● What you should do
Pull out every row below that contains the word "présent". Case counts.

Records from a dataset
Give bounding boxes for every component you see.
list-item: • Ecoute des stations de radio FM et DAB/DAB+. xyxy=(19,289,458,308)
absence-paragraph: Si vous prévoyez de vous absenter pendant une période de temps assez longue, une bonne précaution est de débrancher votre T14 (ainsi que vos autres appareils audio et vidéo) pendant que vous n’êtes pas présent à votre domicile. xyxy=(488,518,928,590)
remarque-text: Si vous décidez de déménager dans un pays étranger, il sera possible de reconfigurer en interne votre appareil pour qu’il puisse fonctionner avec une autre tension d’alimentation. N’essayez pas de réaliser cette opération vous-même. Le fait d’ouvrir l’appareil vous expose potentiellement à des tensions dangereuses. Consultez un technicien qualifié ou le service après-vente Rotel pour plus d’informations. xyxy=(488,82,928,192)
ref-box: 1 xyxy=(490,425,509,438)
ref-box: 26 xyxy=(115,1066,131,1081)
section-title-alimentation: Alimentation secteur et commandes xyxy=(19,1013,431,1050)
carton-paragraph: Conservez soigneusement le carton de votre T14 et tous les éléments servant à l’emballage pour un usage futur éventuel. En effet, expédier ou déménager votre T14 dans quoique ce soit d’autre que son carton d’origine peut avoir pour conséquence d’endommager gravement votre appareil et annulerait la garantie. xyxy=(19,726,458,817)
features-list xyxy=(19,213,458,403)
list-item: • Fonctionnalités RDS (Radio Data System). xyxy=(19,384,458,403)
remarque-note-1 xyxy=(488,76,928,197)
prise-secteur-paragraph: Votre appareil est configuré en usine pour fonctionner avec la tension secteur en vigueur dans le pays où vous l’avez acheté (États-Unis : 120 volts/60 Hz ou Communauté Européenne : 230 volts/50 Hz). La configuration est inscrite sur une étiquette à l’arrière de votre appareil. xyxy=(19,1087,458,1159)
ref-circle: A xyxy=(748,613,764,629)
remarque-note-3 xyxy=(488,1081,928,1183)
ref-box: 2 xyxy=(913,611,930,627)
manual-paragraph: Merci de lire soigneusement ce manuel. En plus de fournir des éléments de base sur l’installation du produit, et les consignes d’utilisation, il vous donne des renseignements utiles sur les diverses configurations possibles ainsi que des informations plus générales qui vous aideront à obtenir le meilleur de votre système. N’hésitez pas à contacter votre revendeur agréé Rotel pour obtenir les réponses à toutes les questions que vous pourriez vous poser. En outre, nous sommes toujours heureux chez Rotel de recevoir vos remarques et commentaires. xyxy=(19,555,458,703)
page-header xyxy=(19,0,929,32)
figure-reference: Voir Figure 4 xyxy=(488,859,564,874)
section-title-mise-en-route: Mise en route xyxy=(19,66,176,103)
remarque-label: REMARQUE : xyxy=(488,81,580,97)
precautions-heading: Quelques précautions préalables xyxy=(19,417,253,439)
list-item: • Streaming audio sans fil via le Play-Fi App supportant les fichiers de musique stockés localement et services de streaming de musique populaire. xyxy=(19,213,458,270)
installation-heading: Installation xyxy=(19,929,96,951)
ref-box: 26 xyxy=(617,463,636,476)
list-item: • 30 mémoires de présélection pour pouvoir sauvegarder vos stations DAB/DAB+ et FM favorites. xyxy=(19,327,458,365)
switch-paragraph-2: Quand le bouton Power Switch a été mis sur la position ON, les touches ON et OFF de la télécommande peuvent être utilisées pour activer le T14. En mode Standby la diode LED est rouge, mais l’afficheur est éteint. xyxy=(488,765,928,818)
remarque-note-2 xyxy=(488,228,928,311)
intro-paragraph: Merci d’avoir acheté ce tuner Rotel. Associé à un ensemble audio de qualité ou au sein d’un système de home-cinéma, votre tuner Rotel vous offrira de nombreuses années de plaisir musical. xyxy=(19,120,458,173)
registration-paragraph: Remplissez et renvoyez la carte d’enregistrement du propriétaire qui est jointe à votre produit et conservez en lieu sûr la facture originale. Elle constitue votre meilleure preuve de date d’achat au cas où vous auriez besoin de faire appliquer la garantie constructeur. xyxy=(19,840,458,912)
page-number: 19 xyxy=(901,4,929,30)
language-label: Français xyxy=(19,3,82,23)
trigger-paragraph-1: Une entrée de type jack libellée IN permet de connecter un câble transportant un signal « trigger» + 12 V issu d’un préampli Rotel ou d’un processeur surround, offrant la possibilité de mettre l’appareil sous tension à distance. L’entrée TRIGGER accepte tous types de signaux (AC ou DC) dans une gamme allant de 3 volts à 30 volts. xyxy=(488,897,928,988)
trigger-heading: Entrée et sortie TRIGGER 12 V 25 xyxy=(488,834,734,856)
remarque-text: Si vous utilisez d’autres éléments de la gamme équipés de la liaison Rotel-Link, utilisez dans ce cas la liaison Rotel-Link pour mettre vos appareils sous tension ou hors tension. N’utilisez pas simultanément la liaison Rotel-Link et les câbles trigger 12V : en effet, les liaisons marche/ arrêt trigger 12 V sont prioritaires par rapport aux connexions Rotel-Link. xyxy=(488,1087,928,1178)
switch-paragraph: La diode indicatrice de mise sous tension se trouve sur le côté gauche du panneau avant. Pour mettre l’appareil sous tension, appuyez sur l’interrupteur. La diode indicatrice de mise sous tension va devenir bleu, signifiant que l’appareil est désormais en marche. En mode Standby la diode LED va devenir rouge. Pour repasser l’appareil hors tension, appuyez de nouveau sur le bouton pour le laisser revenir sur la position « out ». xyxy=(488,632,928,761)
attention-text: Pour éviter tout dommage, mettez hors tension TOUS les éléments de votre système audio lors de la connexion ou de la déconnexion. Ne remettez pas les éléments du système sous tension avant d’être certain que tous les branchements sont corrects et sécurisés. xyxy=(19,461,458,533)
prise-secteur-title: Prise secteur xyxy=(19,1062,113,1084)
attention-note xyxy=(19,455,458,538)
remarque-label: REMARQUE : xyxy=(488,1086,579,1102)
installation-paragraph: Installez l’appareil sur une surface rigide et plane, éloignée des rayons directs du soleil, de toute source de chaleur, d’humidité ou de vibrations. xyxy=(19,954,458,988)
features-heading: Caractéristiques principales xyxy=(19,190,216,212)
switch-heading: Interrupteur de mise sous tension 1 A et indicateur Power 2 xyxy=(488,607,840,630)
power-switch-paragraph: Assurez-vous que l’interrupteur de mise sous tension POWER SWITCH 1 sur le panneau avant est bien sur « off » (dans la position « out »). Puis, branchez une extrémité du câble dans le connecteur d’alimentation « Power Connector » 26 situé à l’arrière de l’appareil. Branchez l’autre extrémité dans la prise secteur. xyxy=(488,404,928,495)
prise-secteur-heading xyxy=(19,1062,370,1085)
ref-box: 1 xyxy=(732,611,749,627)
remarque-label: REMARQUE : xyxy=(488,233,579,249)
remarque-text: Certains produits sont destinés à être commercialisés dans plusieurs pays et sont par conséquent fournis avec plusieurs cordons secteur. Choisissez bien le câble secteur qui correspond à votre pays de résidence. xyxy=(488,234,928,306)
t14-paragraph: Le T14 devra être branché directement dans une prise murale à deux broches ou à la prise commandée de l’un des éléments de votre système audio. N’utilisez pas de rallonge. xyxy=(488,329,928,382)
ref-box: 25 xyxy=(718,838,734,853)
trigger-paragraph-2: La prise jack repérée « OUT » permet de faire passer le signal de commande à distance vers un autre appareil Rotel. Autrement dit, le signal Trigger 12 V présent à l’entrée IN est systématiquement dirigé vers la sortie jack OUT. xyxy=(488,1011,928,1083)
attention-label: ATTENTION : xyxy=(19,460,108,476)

● Answer below
absence-paragraph: Si vous prévoyez de vous absenter pendant une période de temps assez longue, une bonne précaution est de débrancher votre T14 (ainsi que vos autres appareils audio et vidéo) pendant que vous n’êtes pas présent à votre domicile. xyxy=(488,518,928,590)
trigger-paragraph-2: La prise jack repérée « OUT » permet de faire passer le signal de commande à distance vers un autre appareil Rotel. Autrement dit, le signal Trigger 12 V présent à l’entrée IN est systématiquement dirigé vers la sortie jack OUT. xyxy=(488,1011,928,1083)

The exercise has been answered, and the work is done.